[Data]

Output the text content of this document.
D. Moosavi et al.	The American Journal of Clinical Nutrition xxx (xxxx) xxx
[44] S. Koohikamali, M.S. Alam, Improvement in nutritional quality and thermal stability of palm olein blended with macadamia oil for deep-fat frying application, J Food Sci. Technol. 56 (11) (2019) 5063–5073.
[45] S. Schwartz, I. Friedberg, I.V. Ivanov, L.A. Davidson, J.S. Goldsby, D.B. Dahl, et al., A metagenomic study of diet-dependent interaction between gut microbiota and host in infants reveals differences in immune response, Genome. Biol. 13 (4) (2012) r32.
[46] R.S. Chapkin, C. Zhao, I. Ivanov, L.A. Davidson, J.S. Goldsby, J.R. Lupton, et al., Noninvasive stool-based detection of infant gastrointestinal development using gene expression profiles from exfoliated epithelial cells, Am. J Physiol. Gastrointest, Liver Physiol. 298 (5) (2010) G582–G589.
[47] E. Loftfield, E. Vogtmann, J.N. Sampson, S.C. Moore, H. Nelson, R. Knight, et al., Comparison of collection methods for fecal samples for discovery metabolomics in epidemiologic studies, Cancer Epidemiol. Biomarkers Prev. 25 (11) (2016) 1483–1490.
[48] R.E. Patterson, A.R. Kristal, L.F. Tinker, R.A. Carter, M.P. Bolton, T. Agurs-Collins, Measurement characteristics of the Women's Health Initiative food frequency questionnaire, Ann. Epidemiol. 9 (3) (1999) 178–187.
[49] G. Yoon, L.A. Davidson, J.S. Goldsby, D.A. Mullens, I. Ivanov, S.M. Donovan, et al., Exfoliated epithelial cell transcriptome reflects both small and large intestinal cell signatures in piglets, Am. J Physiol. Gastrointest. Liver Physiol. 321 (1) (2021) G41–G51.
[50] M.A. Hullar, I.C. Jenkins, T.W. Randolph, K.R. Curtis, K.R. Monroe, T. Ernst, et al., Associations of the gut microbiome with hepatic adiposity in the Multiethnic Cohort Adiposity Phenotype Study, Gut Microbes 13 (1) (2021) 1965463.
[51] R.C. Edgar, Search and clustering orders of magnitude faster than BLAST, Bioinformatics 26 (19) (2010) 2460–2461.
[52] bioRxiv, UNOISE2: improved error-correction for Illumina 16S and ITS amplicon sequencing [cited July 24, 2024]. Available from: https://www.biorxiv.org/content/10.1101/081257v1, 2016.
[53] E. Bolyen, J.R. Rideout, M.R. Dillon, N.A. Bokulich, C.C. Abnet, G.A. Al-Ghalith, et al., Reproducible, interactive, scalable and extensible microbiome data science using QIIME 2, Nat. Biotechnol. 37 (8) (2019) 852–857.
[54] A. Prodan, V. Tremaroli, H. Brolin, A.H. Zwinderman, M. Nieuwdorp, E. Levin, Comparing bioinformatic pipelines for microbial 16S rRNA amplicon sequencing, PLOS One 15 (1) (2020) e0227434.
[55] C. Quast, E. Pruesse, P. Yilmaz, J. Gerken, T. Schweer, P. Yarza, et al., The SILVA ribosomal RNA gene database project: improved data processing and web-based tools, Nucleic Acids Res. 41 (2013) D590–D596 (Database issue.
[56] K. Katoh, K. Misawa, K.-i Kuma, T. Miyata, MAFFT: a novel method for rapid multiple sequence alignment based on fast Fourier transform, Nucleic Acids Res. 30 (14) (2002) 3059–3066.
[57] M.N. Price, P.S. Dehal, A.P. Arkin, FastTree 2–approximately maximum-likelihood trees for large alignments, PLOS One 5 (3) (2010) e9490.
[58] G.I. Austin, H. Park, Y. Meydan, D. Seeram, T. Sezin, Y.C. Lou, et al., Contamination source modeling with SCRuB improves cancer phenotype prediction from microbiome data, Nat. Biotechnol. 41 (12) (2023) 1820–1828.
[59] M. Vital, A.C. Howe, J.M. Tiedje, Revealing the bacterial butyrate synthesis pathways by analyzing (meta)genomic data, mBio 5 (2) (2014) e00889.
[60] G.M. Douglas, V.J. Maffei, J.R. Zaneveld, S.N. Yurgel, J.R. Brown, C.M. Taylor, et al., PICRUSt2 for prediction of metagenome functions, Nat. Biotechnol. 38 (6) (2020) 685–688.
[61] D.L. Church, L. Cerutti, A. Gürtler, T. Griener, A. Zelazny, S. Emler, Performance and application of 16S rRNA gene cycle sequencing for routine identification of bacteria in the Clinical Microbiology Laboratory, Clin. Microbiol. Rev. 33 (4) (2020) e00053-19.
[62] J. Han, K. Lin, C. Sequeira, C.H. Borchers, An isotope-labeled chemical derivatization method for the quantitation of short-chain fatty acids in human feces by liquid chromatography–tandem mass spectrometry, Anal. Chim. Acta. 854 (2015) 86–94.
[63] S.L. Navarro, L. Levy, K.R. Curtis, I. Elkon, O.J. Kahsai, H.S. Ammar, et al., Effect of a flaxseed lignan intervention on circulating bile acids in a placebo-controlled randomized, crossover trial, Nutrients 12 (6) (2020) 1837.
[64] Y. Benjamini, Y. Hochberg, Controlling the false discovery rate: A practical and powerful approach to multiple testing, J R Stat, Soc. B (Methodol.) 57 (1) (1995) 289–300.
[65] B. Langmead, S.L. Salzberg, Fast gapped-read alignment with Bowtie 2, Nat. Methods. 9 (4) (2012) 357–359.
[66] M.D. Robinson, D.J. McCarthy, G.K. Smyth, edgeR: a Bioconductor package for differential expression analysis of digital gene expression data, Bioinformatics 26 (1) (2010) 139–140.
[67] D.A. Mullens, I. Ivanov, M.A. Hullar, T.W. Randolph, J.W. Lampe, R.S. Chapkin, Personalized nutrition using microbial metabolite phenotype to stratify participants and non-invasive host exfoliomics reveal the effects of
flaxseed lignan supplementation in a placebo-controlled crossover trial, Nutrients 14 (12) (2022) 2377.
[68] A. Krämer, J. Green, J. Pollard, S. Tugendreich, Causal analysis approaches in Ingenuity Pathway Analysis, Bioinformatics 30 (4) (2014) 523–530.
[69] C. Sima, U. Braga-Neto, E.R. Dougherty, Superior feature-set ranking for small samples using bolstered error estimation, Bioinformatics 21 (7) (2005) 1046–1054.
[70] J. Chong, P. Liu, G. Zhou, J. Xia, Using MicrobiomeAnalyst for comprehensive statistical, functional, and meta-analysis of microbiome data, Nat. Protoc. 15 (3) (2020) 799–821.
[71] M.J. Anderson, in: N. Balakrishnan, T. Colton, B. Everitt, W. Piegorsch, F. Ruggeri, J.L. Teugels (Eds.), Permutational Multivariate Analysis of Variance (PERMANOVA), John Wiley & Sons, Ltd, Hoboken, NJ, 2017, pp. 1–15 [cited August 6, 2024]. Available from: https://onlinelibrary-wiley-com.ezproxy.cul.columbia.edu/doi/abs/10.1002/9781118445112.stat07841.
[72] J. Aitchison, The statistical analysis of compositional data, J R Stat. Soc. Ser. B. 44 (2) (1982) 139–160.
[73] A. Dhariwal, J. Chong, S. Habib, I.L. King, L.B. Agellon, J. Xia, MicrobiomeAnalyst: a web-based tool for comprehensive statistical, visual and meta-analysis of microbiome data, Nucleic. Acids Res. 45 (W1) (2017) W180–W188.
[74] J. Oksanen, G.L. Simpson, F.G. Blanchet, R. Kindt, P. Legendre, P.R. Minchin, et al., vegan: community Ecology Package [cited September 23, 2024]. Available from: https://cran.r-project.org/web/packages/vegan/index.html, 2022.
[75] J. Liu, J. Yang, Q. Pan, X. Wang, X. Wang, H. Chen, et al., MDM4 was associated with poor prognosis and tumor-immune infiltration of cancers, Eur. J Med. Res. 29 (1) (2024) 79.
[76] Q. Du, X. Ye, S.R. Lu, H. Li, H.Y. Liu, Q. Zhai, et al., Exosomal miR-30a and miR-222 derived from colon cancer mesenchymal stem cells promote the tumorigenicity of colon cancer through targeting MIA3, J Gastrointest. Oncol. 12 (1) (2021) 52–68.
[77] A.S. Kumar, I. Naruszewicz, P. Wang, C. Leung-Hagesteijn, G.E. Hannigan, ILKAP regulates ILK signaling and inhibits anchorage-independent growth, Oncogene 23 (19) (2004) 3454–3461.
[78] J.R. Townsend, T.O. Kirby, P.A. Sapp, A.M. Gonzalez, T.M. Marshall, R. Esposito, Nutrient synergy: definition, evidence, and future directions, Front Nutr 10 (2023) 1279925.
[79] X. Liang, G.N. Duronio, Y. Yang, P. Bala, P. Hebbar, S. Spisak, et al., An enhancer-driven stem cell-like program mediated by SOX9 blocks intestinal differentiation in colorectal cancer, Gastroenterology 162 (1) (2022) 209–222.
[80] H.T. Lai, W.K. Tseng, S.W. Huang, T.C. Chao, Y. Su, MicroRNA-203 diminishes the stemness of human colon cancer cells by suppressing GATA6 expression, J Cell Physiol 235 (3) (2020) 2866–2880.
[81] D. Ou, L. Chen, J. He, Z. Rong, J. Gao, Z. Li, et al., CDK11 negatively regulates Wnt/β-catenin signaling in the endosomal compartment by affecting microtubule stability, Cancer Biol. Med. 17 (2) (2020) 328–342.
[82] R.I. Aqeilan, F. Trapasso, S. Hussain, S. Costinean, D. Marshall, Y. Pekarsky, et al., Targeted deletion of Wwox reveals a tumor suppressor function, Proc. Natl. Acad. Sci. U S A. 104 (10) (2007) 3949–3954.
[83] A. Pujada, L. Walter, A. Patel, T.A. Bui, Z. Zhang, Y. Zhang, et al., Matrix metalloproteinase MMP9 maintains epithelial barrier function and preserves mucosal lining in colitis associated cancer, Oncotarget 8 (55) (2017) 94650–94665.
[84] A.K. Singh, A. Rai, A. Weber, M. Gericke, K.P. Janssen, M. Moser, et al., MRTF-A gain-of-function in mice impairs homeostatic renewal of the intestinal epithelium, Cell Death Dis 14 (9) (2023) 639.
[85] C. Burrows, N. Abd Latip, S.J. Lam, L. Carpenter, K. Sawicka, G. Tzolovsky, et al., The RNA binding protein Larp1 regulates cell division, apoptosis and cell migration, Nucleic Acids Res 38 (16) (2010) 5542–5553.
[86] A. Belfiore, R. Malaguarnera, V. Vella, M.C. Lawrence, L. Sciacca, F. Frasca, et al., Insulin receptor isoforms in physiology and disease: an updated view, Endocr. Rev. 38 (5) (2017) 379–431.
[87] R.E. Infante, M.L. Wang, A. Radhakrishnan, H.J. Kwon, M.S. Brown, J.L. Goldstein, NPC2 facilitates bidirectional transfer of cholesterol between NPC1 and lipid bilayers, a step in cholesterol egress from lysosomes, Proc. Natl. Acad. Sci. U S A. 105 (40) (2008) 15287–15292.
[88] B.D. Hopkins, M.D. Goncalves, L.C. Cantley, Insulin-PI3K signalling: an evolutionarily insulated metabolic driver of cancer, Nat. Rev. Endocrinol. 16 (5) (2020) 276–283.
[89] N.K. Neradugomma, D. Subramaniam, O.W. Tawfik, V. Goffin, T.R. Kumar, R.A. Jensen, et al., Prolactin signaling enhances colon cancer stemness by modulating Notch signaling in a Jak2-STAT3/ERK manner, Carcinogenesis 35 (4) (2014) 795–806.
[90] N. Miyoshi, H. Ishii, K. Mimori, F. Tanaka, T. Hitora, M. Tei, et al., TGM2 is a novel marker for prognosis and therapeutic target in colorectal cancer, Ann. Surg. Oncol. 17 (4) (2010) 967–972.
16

[/Data]

## Work required
Make a copy of each line in the records above that has the word "Nutrients".

## Solved problem
[63] S.L. Navarro, L. Levy, K.R. Curtis, I. Elkon, O.J. Kahsai, H.S. Ammar, et al., Effect of a flaxseed lignan intervention on circulating bile acids in a placebo-controlled randomized, crossover trial, Nutrients 12 (6) (2020) 1837.
flaxseed lignan supplementation in a placebo-controlled crossover trial, Nutrients 14 (12) (2022) 2377.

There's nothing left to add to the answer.